Exercise data ->
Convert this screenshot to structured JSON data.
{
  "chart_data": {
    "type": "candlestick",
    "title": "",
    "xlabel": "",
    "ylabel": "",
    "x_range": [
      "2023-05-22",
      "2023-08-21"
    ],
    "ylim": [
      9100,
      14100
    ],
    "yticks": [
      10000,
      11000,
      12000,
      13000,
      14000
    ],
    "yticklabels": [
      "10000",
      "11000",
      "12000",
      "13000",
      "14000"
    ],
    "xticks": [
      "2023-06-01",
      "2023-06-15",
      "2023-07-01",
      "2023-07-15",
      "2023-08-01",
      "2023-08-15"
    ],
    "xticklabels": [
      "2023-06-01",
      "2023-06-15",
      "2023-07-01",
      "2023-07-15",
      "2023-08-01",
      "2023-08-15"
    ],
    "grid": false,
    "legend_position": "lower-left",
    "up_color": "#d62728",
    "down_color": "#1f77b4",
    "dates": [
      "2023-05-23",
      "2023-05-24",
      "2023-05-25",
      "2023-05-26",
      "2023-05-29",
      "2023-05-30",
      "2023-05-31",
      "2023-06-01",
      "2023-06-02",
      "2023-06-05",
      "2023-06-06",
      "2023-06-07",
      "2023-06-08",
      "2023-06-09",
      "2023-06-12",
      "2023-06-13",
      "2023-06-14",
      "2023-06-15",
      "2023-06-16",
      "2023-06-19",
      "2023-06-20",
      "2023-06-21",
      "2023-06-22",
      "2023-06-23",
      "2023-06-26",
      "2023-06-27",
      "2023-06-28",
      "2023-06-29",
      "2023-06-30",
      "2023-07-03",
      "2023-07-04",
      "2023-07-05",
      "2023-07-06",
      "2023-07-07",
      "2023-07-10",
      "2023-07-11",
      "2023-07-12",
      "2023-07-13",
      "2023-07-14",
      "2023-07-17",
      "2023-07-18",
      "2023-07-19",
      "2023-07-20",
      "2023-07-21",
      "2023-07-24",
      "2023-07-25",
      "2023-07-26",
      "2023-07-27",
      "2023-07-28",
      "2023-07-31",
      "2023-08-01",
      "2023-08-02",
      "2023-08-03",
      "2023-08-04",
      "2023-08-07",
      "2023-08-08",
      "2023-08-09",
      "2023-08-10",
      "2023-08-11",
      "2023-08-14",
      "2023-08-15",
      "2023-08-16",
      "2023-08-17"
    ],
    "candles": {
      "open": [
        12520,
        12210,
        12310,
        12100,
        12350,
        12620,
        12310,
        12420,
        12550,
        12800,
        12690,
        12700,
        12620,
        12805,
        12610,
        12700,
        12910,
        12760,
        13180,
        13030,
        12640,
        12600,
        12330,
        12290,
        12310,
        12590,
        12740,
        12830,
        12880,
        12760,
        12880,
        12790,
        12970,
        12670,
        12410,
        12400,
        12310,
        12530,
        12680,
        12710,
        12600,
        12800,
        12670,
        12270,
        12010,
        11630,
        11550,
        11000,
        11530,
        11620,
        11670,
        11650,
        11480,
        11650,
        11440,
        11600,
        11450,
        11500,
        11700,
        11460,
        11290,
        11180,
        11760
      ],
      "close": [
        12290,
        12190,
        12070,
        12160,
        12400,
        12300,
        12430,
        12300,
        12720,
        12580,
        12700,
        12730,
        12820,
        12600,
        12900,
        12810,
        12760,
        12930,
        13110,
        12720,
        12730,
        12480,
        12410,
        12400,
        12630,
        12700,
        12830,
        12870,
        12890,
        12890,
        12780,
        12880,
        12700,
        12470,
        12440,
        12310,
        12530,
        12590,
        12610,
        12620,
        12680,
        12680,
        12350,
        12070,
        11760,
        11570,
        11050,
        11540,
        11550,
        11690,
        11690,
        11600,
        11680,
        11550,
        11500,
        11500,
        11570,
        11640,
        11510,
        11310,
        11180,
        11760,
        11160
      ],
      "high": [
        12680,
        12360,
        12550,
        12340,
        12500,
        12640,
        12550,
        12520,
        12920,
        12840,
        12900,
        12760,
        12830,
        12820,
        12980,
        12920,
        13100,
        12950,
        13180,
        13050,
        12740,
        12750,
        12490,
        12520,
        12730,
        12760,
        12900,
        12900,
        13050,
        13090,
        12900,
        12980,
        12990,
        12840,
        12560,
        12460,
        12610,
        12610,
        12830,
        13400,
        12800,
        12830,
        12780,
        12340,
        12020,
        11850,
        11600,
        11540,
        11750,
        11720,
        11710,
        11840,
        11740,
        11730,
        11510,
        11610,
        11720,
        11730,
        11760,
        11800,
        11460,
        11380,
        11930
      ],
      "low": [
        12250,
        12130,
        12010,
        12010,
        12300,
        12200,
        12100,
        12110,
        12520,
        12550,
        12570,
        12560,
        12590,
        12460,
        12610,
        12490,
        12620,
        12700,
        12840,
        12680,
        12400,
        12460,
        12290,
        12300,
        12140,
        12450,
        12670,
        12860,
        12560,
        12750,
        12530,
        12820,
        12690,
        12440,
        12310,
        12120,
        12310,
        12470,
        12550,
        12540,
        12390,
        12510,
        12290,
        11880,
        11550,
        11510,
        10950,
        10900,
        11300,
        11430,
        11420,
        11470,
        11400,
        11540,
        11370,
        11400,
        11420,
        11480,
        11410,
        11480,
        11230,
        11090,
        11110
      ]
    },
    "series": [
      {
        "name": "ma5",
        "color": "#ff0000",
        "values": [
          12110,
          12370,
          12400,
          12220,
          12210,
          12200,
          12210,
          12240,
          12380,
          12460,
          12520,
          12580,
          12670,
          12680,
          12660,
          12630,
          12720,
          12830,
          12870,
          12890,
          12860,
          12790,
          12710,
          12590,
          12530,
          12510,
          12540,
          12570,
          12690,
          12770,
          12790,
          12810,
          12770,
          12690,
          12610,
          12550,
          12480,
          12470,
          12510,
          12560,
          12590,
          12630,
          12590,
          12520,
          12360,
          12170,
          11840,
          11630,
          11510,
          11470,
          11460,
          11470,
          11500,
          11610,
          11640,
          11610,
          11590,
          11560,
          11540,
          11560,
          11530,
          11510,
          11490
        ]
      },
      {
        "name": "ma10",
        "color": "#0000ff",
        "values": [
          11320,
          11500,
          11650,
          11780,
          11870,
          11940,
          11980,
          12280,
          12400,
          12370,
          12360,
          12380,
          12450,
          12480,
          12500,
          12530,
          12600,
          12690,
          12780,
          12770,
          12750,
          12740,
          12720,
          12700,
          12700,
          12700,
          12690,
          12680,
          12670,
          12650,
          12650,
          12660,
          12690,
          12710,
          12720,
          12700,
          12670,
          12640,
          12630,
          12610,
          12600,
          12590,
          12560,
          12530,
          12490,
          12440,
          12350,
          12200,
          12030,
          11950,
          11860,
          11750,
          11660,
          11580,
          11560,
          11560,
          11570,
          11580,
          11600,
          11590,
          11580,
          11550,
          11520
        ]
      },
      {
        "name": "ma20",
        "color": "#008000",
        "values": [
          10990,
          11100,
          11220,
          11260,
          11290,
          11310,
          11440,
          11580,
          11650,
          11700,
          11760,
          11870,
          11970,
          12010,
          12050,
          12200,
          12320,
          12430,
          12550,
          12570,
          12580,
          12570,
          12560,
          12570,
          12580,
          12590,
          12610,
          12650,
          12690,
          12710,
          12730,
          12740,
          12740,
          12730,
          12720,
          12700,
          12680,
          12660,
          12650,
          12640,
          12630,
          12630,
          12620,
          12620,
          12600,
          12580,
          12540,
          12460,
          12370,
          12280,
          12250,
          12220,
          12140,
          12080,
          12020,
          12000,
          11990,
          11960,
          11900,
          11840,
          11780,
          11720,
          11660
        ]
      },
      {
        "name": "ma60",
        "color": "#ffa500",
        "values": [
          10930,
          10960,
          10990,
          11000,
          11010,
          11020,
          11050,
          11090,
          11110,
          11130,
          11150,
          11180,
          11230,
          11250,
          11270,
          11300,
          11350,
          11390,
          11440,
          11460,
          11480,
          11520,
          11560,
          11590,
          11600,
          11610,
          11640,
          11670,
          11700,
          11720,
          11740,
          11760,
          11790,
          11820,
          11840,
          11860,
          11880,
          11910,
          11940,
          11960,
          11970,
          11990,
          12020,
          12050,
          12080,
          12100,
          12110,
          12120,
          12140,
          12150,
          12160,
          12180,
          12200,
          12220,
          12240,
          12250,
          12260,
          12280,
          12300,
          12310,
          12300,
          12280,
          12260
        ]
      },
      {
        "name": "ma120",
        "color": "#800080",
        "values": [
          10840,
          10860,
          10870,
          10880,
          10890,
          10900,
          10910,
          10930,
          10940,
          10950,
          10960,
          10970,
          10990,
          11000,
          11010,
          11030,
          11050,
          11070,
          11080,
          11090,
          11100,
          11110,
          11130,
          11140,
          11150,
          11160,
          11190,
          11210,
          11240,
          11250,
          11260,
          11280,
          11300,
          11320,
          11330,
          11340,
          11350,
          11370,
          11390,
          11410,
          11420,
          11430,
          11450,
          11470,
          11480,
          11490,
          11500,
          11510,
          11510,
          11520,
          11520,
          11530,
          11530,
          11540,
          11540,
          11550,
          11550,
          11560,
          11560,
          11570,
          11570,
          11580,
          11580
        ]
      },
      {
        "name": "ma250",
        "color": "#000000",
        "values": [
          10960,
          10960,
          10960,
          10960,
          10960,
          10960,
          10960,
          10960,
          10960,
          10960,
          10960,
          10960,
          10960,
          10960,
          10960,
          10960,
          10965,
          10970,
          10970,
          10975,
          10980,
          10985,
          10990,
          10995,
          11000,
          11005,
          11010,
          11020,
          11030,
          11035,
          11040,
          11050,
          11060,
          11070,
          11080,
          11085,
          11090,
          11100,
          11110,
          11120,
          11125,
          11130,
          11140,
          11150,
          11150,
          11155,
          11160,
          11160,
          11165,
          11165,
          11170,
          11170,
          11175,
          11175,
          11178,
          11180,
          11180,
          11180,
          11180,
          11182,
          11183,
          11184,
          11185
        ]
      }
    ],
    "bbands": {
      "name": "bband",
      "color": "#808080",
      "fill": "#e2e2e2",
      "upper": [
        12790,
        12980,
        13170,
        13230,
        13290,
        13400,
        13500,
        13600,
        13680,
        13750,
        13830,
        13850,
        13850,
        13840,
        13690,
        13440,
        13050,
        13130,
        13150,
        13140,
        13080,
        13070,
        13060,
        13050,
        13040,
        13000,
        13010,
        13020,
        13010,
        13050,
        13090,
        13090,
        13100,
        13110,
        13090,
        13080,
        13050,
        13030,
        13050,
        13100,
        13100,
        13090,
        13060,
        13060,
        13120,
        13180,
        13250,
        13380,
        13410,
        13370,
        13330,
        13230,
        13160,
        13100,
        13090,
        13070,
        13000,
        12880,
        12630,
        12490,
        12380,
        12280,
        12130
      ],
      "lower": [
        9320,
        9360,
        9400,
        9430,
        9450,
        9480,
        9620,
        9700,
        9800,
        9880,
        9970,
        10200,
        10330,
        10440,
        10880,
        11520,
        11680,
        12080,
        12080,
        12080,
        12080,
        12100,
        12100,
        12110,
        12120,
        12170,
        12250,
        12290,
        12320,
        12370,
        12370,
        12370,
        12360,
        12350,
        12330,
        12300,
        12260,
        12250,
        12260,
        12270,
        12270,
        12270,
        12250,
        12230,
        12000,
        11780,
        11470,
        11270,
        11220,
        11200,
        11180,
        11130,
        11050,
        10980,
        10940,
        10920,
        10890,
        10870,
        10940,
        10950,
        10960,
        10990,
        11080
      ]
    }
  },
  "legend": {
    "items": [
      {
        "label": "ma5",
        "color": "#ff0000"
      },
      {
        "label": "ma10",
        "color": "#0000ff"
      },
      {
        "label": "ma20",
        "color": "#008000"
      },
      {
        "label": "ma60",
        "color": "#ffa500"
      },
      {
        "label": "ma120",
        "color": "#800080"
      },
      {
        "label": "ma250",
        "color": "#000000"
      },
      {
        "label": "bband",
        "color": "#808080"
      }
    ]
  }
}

What the task requires -> Say how many lines hold the word "name", giving the number and nothing else.

Full response -> 7